Instructions for the task: Of the lines in the records that follow, how many include the word "Energy"? Answer with a bare number.

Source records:
***
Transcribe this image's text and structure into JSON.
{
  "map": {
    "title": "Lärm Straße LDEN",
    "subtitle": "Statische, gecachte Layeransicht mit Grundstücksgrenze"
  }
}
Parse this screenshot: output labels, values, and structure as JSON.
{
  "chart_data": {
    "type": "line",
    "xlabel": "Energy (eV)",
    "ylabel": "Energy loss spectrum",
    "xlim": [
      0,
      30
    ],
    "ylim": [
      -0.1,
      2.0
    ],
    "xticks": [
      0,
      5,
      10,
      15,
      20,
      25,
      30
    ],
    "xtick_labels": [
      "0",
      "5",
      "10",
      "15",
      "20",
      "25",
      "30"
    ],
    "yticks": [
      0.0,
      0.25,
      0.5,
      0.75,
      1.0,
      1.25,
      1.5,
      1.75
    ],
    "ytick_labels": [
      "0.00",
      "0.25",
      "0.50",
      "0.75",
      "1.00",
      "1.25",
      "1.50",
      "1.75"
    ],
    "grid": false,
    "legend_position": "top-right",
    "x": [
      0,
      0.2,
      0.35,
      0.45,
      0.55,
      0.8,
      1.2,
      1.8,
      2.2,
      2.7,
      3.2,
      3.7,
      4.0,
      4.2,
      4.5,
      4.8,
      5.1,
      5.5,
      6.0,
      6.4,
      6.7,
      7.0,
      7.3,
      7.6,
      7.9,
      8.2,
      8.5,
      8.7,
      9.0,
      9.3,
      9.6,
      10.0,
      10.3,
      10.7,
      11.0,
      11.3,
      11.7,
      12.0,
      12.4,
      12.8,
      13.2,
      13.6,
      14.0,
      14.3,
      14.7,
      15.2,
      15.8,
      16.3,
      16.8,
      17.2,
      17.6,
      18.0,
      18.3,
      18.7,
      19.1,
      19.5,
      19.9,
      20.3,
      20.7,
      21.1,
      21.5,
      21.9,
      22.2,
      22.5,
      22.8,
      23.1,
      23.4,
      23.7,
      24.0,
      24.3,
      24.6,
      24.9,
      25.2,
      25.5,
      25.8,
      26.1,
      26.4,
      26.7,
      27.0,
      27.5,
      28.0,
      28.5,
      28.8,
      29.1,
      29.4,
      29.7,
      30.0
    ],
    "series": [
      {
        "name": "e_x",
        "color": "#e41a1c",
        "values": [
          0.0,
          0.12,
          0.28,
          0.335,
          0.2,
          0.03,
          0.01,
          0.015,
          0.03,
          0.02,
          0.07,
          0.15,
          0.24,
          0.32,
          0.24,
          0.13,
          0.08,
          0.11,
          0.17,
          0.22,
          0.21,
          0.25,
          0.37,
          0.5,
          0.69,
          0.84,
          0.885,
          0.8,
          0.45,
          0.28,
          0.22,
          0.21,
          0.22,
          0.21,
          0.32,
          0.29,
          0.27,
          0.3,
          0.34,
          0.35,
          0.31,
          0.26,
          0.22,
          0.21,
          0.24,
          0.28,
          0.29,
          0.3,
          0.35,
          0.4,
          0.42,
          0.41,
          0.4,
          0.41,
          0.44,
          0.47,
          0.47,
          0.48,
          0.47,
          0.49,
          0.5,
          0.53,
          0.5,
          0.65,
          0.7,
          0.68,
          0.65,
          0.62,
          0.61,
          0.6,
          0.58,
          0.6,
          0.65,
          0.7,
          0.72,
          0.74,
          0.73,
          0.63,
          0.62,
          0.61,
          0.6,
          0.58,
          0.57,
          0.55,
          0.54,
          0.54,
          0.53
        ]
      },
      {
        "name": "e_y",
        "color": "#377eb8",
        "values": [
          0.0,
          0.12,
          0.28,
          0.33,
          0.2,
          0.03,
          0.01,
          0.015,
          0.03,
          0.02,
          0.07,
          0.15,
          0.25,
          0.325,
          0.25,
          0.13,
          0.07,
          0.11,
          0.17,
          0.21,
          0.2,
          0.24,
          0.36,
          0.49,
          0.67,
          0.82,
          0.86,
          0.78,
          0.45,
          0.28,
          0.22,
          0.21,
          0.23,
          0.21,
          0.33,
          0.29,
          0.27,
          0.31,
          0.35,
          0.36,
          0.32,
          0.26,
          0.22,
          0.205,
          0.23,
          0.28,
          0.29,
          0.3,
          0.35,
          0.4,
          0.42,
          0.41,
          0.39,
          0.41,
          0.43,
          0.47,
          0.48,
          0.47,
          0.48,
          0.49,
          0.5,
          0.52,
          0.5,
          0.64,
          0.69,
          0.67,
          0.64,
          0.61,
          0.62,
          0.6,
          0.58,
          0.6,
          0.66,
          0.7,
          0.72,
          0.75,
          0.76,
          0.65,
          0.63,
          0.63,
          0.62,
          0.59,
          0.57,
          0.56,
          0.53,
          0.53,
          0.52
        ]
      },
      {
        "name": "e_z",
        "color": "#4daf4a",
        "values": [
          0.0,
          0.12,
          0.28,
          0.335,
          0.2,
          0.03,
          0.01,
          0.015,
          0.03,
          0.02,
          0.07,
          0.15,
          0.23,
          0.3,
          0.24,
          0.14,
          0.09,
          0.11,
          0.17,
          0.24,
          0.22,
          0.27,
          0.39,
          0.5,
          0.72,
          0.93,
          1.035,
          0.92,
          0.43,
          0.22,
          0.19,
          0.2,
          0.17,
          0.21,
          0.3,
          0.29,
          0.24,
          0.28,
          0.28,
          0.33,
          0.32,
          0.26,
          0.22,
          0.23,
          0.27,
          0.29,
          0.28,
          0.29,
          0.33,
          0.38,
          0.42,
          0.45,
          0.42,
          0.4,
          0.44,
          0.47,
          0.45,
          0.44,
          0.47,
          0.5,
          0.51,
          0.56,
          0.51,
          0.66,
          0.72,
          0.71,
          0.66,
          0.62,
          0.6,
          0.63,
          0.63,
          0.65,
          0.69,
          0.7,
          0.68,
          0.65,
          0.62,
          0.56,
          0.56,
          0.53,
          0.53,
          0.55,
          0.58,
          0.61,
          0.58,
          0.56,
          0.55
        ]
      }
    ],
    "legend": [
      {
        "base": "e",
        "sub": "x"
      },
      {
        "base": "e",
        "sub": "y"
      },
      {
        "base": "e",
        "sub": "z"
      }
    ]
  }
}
***
Response to this exercise: 2